━━ EXTRACTED MATERIAL ━━

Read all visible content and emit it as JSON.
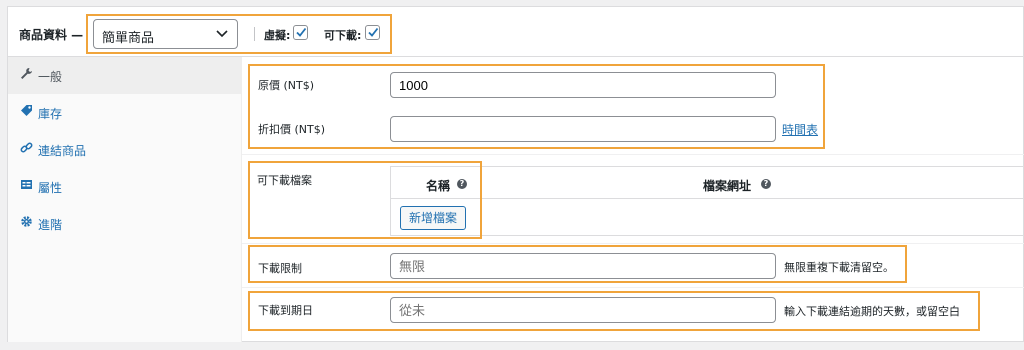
{
  "header": {
    "title": "商品資料 —",
    "product_type": "簡單商品",
    "virtual_label": "虛擬:",
    "virtual_checked": true,
    "downloadable_label": "可下載:",
    "downloadable_checked": true
  },
  "sidebar": {
    "items": [
      {
        "label": "一般",
        "icon": "wrench-icon",
        "active": true
      },
      {
        "label": "庫存",
        "icon": "tag-icon",
        "active": false
      },
      {
        "label": "連結商品",
        "icon": "link-icon",
        "active": false
      },
      {
        "label": "屬性",
        "icon": "table-icon",
        "active": false
      },
      {
        "label": "進階",
        "icon": "gear-icon",
        "active": false
      }
    ]
  },
  "pricing": {
    "regular_label": "原價 (NT$)",
    "regular_value": "1000",
    "sale_label": "折扣價 (NT$)",
    "sale_value": "",
    "schedule_link": "時間表"
  },
  "downloads": {
    "label": "可下載檔案",
    "col_name": "名稱",
    "col_url": "檔案網址",
    "add_button": "新增檔案"
  },
  "download_limit": {
    "label": "下載限制",
    "placeholder": "無限",
    "hint": "無限重複下載清留空。"
  },
  "download_expiry": {
    "label": "下載到期日",
    "placeholder": "從未",
    "hint": "輸入下載連結逾期的天數，或留空白"
  },
  "colors": {
    "highlight": "#f0a43b",
    "link": "#2271b1",
    "active_bg": "#eeeeee"
  }
}
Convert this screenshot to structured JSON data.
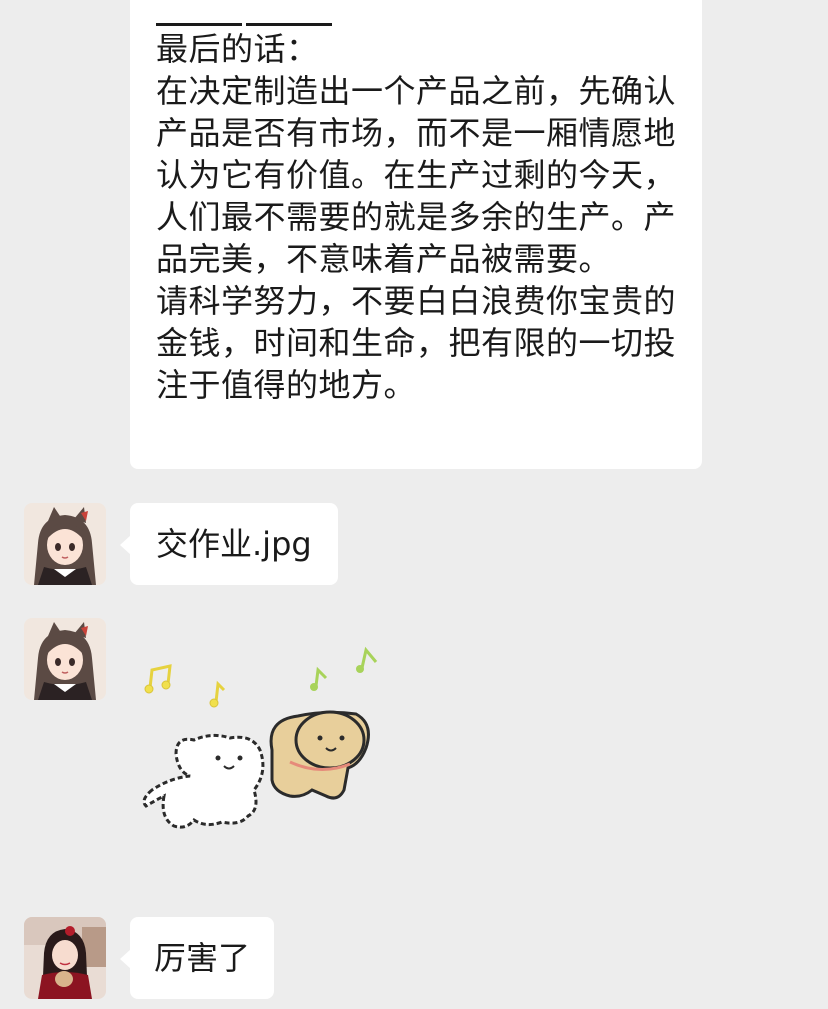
{
  "messages": {
    "long_text": {
      "title": "最后的话：",
      "paragraph1": "在决定制造出一个产品之前，先确认产品是否有市场，而不是一厢情愿地认为它有价值。在生产过剩的今天，人们最不需要的就是多余的生产。产品完美，不意味着产品被需要。",
      "paragraph2": "请科学努力，不要白白浪费你宝贵的金钱，时间和生命，把有限的一切投注于值得的地方。"
    },
    "file_message": "交作业.jpg",
    "reply_message": "厉害了"
  },
  "colors": {
    "background": "#ededed",
    "bubble": "#ffffff",
    "text": "#1a1a1a"
  },
  "icons": {
    "sticker": "dancing-dogs-sticker",
    "avatar1": "anime-girl-avatar",
    "avatar2": "girl-in-red-avatar"
  }
}
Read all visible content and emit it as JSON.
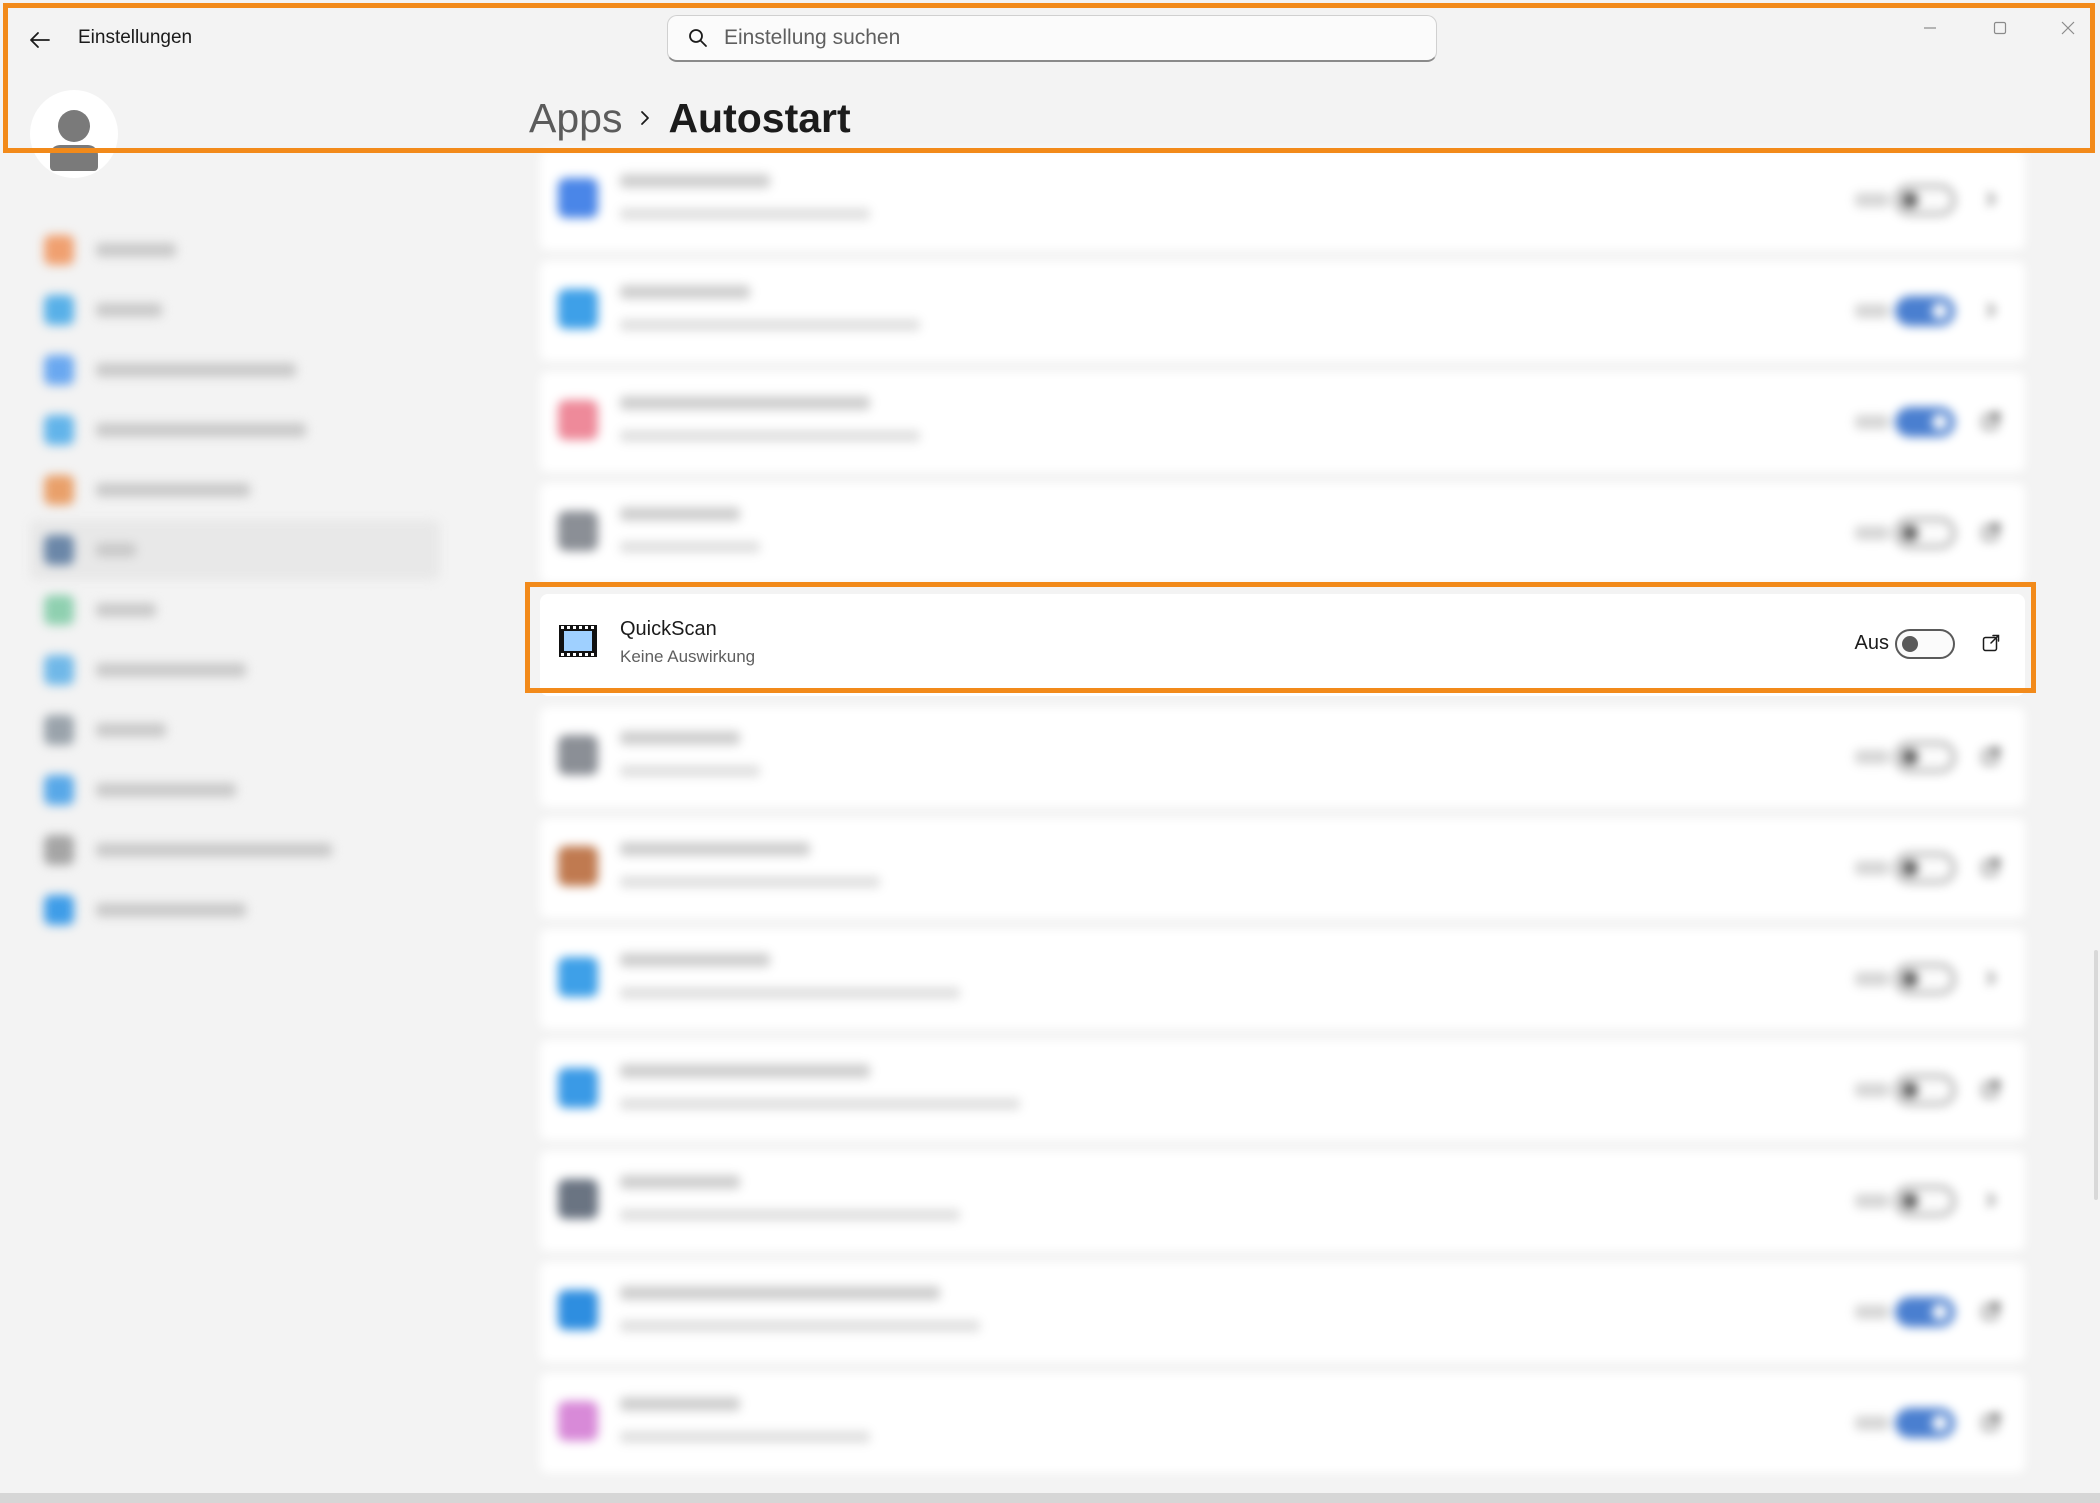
{
  "window": {
    "title": "Einstellungen",
    "search_placeholder": "Einstellung suchen",
    "controls": [
      "minimize-icon",
      "maximize-icon",
      "close-icon"
    ]
  },
  "breadcrumb": {
    "parent": "Apps",
    "current": "Autostart"
  },
  "sidebar": {
    "items": [
      {
        "icon": "home-icon",
        "color": "#f0a070"
      },
      {
        "icon": "system-icon",
        "color": "#58b0e8"
      },
      {
        "icon": "bluetooth-icon",
        "color": "#6aa8f0"
      },
      {
        "icon": "network-icon",
        "color": "#62b4ea"
      },
      {
        "icon": "personalization-icon",
        "color": "#e9a06a"
      },
      {
        "icon": "apps-icon",
        "color": "#6b87a8",
        "selected": true
      },
      {
        "icon": "accounts-icon",
        "color": "#8fd0b0"
      },
      {
        "icon": "time-language-icon",
        "color": "#70b8e8"
      },
      {
        "icon": "gaming-icon",
        "color": "#9aa3ab"
      },
      {
        "icon": "accessibility-icon",
        "color": "#58a8e8"
      },
      {
        "icon": "privacy-icon",
        "color": "#a5a5a5"
      },
      {
        "icon": "windows-update-icon",
        "color": "#3f9de8"
      }
    ]
  },
  "startup_apps": [
    {
      "icon_color": "#4a86e8",
      "toggle_on": false,
      "ext_icon": "chevron-right-icon"
    },
    {
      "icon_color": "#3ea0e8",
      "toggle_on": true,
      "ext_icon": "chevron-right-icon"
    },
    {
      "icon_color": "#ee8a9a",
      "toggle_on": true,
      "ext_icon": "external-link-icon"
    },
    {
      "icon_color": "#8b8f96",
      "toggle_on": false,
      "ext_icon": "external-link-icon"
    },
    {
      "name": "QuickScan",
      "impact": "Keine Auswirkung",
      "state": "Aus",
      "toggle_on": false,
      "icon": "film-icon",
      "ext_icon": "external-link-icon",
      "focused": true
    },
    {
      "icon_color": "#8b8f96",
      "toggle_on": false,
      "ext_icon": "external-link-icon"
    },
    {
      "icon_color": "#c07a50",
      "toggle_on": false,
      "ext_icon": "external-link-icon"
    },
    {
      "icon_color": "#3ea0e8",
      "toggle_on": false,
      "ext_icon": "chevron-right-icon"
    },
    {
      "icon_color": "#3a9ae6",
      "toggle_on": false,
      "ext_icon": "external-link-icon"
    },
    {
      "icon_color": "#6a7482",
      "toggle_on": false,
      "ext_icon": "chevron-right-icon"
    },
    {
      "icon_color": "#2e8ee0",
      "toggle_on": true,
      "ext_icon": "external-link-icon"
    },
    {
      "icon_color": "#d88ad8",
      "toggle_on": true,
      "ext_icon": "external-link-icon"
    }
  ],
  "colors": {
    "highlight": "#f28a1a",
    "toggle_on": "#4a7fd0",
    "background": "#f3f3f3"
  }
}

━━━

THE EXERCISE
Copy the records above exactly, leaving out every picture.

RESULT FOR THIS EXERCISE
Read all visible content and emit it as JSON.
{
  "header": {
    "title": "商品資料 —",
    "product_type": "簡單商品",
    "virtual_label": "虛擬:",
    "virtual_checked": true,
    "downloadable_label": "可下載:",
    "downloadable_checked": true
  },
  "sidebar": {
    "items": [
      {
        "label": "一般",
        "icon": "wrench-icon",
        "active": true
      },
      {
        "label": "庫存",
        "icon": "tag-icon",
        "active": false
      },
      {
        "label": "連結商品",
        "icon": "link-icon",
        "active": false
      },
      {
        "label": "屬性",
        "icon": "table-icon",
        "active": false
      },
      {
        "label": "進階",
        "icon": "gear-icon",
        "active": false
      }
    ]
  },
  "pricing": {
    "regular_label": "原價 (NT$)",
    "regular_value": "1000",
    "sale_label": "折扣價 (NT$)",
    "sale_value": "",
    "schedule_link": "時間表"
  },
  "downloads": {
    "label": "可下載檔案",
    "col_name": "名稱",
    "col_url": "檔案網址",
    "add_button": "新增檔案"
  },
  "download_limit": {
    "label": "下載限制",
    "placeholder": "無限",
    "hint": "無限重複下載清留空。"
  },
  "download_expiry": {
    "label": "下載到期日",
    "placeholder": "從未",
    "hint": "輸入下載連結逾期的天數，或留空白"
  },
  "colors": {
    "highlight": "#f0a43b",
    "link": "#2271b1",
    "active_bg": "#eeeeee"
  }
}
Convert this screenshot to structured JSON data.
{
  "messages": {
    "long_text": {
      "title": "最后的话：",
      "paragraph1": "在决定制造出一个产品之前，先确认产品是否有市场，而不是一厢情愿地认为它有价值。在生产过剩的今天，人们最不需要的就是多余的生产。产品完美，不意味着产品被需要。",
      "paragraph2": "请科学努力，不要白白浪费你宝贵的金钱，时间和生命，把有限的一切投注于值得的地方。"
    },
    "file_message": "交作业.jpg",
    "reply_message": "厉害了"
  },
  "colors": {
    "background": "#ededed",
    "bubble": "#ffffff",
    "text": "#1a1a1a"
  },
  "icons": {
    "sticker": "dancing-dogs-sticker",
    "avatar1": "anime-girl-avatar",
    "avatar2": "girl-in-red-avatar"
  }
}
Read all visible content and emit it as JSON.
{
  "window": {
    "title": "Einstellungen",
    "search_placeholder": "Einstellung suchen",
    "controls": [
      "minimize-icon",
      "maximize-icon",
      "close-icon"
    ]
  },
  "breadcrumb": {
    "parent": "Apps",
    "current": "Autostart"
  },
  "sidebar": {
    "items": [
      {
        "icon": "home-icon",
        "color": "#f0a070"
      },
      {
        "icon": "system-icon",
        "color": "#58b0e8"
      },
      {
        "icon": "bluetooth-icon",
        "color": "#6aa8f0"
      },
      {
        "icon": "network-icon",
        "color": "#62b4ea"
      },
      {
        "icon": "personalization-icon",
        "color": "#e9a06a"
      },
      {
        "icon": "apps-icon",
        "color": "#6b87a8",
        "selected": true
      },
      {
        "icon": "accounts-icon",
        "color": "#8fd0b0"
      },
      {
        "icon": "time-language-icon",
        "color": "#70b8e8"
      },
      {
        "icon": "gaming-icon",
        "color": "#9aa3ab"
      },
      {
        "icon": "accessibility-icon",
        "color": "#58a8e8"
      },
      {
        "icon": "privacy-icon",
        "color": "#a5a5a5"
      },
      {
        "icon": "windows-update-icon",
        "color": "#3f9de8"
      }
    ]
  },
  "startup_apps": [
    {
      "icon_color": "#4a86e8",
      "toggle_on": false,
      "ext_icon": "chevron-right-icon"
    },
    {
      "icon_color": "#3ea0e8",
      "toggle_on": true,
      "ext_icon": "chevron-right-icon"
    },
    {
      "icon_color": "#ee8a9a",
      "toggle_on": true,
      "ext_icon": "external-link-icon"
    },
    {
      "icon_color": "#8b8f96",
      "toggle_on": false,
      "ext_icon": "external-link-icon"
    },
    {
      "name": "QuickScan",
      "impact": "Keine Auswirkung",
      "state": "Aus",
      "toggle_on": false,
      "icon": "film-icon",
      "ext_icon": "external-link-icon",
      "focused": true
    },
    {
      "icon_color": "#8b8f96",
      "toggle_on": false,
      "ext_icon": "external-link-icon"
    },
    {
      "icon_color": "#c07a50",
      "toggle_on": false,
      "ext_icon": "external-link-icon"
    },
    {
      "icon_color": "#3ea0e8",
      "toggle_on": false,
      "ext_icon": "chevron-right-icon"
    },
    {
      "icon_color": "#3a9ae6",
      "toggle_on": false,
      "ext_icon": "external-link-icon"
    },
    {
      "icon_color": "#6a7482",
      "toggle_on": false,
      "ext_icon": "chevron-right-icon"
    },
    {
      "icon_color": "#2e8ee0",
      "toggle_on": true,
      "ext_icon": "external-link-icon"
    },
    {
      "icon_color": "#d88ad8",
      "toggle_on": true,
      "ext_icon": "external-link-icon"
    }
  ],
  "colors": {
    "highlight": "#f28a1a",
    "toggle_on": "#4a7fd0",
    "background": "#f3f3f3"
  }
}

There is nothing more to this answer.